**Material for the task:**
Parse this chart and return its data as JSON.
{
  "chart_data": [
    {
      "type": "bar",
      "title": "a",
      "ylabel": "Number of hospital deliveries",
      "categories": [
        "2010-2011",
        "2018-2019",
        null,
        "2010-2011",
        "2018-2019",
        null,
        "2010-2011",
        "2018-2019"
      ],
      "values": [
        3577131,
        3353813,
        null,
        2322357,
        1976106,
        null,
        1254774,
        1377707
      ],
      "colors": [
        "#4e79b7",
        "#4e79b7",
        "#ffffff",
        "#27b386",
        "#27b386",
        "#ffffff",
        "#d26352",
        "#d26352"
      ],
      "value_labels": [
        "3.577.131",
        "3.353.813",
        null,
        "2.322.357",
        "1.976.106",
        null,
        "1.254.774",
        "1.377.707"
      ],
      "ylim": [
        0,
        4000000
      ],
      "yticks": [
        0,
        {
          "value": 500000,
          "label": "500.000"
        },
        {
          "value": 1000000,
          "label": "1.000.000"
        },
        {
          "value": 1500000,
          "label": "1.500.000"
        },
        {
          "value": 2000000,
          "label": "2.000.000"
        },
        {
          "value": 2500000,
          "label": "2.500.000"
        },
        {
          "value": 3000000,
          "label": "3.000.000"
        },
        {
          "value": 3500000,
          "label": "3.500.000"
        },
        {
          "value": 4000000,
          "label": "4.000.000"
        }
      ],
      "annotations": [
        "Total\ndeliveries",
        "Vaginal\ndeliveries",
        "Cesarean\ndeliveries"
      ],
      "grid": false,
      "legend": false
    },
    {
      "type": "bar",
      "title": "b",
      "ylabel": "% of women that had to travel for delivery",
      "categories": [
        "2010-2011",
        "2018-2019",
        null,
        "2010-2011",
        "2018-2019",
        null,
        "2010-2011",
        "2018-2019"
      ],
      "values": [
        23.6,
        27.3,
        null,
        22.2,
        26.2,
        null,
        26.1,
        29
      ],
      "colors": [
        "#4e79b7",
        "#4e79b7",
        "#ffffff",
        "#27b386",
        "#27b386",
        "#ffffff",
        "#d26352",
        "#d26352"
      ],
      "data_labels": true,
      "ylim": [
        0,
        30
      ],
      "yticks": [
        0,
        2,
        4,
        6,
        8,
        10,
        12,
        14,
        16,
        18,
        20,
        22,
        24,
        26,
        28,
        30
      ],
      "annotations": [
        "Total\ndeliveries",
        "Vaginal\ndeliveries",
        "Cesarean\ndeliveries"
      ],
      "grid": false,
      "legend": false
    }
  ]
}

**Required task:** Copy every line verbatim.

**Correct response:**
Parse this chart and return its data as JSON.
{
  "chart_data": [
    {
      "type": "bar",
      "title": "a",
      "ylabel": "Number of hospital deliveries",
      "categories": [
        "2010-2011",
        "2018-2019",
        null,
        "2010-2011",
        "2018-2019",
        null,
        "2010-2011",
        "2018-2019"
      ],
      "values": [
        3577131,
        3353813,
        null,
        2322357,
        1976106,
        null,
        1254774,
        1377707
      ],
      "colors": [
        "#4e79b7",
        "#4e79b7",
        "#ffffff",
        "#27b386",
        "#27b386",
        "#ffffff",
        "#d26352",
        "#d26352"
      ],
      "value_labels": [
        "3.577.131",
        "3.353.813",
        null,
        "2.322.357",
        "1.976.106",
        null,
        "1.254.774",
        "1.377.707"
      ],
      "ylim": [
        0,
        4000000
      ],
      "yticks": [
        0,
        {
          "value": 500000,
          "label": "500.000"
        },
        {
          "value": 1000000,
          "label": "1.000.000"
        },
        {
          "value": 1500000,
          "label": "1.500.000"
        },
        {
          "value": 2000000,
          "label": "2.000.000"
        },
        {
          "value": 2500000,
          "label": "2.500.000"
        },
        {
          "value": 3000000,
          "label": "3.000.000"
        },
        {
          "value": 3500000,
          "label": "3.500.000"
        },
        {
          "value": 4000000,
          "label": "4.000.000"
        }
      ],
      "annotations": [
        "Total\ndeliveries",
        "Vaginal\ndeliveries",
        "Cesarean\ndeliveries"
      ],
      "grid": false,
      "legend": false
    },
    {
      "type": "bar",
      "title": "b",
      "ylabel": "% of women that had to travel for delivery",
      "categories": [
        "2010-2011",
        "2018-2019",
        null,
        "2010-2011",
        "2018-2019",
        null,
        "2010-2011",
        "2018-2019"
      ],
      "values": [
        23.6,
        27.3,
        null,
        22.2,
        26.2,
        null,
        26.1,
        29
      ],
      "colors": [
        "#4e79b7",
        "#4e79b7",
        "#ffffff",
        "#27b386",
        "#27b386",
        "#ffffff",
        "#d26352",
        "#d26352"
      ],
      "data_labels": true,
      "ylim": [
        0,
        30
      ],
      "yticks": [
        0,
        2,
        4,
        6,
        8,
        10,
        12,
        14,
        16,
        18,
        20,
        22,
        24,
        26,
        28,
        30
      ],
      "annotations": [
        "Total\ndeliveries",
        "Vaginal\ndeliveries",
        "Cesarean\ndeliveries"
      ],
      "grid": false,
      "legend": false
    }
  ]
}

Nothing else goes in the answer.